*SET TASK:*
Examine the material below. Gather every line in which the string "name" appears.

*INPUT MATERIAL:*
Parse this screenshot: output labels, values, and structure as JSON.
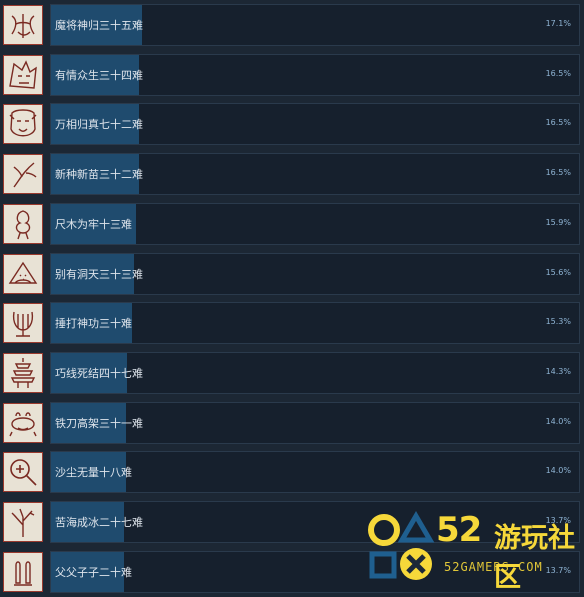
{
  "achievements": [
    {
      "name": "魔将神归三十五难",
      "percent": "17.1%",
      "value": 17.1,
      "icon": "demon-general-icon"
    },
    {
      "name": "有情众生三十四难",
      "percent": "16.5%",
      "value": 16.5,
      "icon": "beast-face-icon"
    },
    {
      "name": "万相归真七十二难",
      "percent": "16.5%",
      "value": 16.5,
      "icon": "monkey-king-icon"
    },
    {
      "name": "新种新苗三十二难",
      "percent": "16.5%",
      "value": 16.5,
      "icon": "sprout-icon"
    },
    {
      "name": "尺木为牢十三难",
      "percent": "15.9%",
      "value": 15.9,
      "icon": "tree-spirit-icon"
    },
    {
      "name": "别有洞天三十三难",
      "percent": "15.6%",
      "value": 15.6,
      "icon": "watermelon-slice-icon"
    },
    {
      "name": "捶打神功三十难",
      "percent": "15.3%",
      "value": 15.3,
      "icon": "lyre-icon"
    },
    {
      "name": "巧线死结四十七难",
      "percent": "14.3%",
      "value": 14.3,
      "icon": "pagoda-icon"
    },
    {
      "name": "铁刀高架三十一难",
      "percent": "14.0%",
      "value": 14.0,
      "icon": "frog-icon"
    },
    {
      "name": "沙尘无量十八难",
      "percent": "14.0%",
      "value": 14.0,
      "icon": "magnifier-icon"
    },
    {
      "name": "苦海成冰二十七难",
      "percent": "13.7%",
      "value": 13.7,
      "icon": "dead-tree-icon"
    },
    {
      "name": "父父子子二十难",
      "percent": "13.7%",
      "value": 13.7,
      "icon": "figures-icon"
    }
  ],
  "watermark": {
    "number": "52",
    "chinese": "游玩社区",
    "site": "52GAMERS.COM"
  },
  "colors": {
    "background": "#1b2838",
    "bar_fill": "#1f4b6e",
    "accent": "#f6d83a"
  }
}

*ANSWER TO THE EXERCISE:*
      "name": "魔将神归三十五难",
      "name": "有情众生三十四难",
      "name": "万相归真七十二难",
      "name": "新种新苗三十二难",
      "name": "尺木为牢十三难",
      "name": "别有洞天三十三难",
      "name": "捶打神功三十难",
      "name": "巧线死结四十七难",
      "name": "铁刀高架三十一难",
      "name": "沙尘无量十八难",
      "name": "苦海成冰二十七难",
      "name": "父父子子二十难",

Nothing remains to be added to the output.